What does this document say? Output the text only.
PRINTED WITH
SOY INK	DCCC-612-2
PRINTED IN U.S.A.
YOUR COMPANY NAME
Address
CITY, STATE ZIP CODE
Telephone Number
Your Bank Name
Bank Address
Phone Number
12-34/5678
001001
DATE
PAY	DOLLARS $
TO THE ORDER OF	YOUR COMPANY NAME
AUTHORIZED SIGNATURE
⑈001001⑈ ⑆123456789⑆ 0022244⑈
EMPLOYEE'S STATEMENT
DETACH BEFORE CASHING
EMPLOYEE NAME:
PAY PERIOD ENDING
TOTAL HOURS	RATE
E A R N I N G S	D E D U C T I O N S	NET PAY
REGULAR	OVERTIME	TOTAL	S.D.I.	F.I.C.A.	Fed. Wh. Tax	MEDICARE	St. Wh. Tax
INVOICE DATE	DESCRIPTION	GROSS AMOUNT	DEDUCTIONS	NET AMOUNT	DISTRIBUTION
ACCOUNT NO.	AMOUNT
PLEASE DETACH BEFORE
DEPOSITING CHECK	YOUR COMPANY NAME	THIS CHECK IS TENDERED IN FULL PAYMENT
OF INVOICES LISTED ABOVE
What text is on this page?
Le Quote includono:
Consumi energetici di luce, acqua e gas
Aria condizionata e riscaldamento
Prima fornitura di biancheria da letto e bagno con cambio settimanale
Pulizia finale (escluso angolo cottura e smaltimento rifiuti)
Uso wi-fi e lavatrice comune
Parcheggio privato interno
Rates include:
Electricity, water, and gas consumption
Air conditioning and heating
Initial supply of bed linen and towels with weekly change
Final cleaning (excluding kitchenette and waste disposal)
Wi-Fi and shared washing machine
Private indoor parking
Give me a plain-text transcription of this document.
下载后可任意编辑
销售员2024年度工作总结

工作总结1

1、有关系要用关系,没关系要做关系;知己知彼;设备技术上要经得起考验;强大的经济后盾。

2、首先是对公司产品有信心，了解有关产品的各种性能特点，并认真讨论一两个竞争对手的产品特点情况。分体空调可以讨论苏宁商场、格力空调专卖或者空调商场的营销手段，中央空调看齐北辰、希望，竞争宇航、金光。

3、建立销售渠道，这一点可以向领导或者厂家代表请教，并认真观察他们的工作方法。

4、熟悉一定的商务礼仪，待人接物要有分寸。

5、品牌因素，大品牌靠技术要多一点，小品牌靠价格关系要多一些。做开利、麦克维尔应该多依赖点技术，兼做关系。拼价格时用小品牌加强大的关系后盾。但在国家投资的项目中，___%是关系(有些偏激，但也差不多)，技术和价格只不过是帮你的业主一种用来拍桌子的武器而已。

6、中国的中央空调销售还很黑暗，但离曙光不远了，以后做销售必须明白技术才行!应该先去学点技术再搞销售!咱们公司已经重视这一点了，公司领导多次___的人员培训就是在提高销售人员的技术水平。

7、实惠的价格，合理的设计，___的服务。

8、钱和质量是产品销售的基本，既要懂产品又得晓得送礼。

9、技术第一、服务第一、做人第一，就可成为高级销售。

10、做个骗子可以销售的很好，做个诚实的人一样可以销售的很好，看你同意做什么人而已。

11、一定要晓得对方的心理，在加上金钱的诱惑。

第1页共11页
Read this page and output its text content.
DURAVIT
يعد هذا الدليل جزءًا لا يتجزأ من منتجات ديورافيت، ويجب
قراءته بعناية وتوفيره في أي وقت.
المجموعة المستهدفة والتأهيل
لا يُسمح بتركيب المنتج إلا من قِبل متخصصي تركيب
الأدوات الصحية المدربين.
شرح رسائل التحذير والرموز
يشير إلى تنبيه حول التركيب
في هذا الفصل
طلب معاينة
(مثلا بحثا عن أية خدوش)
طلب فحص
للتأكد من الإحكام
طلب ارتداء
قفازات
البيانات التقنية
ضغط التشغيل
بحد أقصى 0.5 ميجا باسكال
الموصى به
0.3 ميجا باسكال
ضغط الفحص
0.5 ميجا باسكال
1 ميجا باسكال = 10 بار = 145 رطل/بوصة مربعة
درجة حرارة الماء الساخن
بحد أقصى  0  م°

────────────────────────────────────────

### Job
Scan the material above for the word "ميجا". Copy each line where it occurs.

### The result
بحد أقصى 0.5 ميجا باسكال
0.3 ميجا باسكال
0.5 ميجا باسكال
1 ميجا باسكال = 10 بار = 145 رطل/بوصة مربعة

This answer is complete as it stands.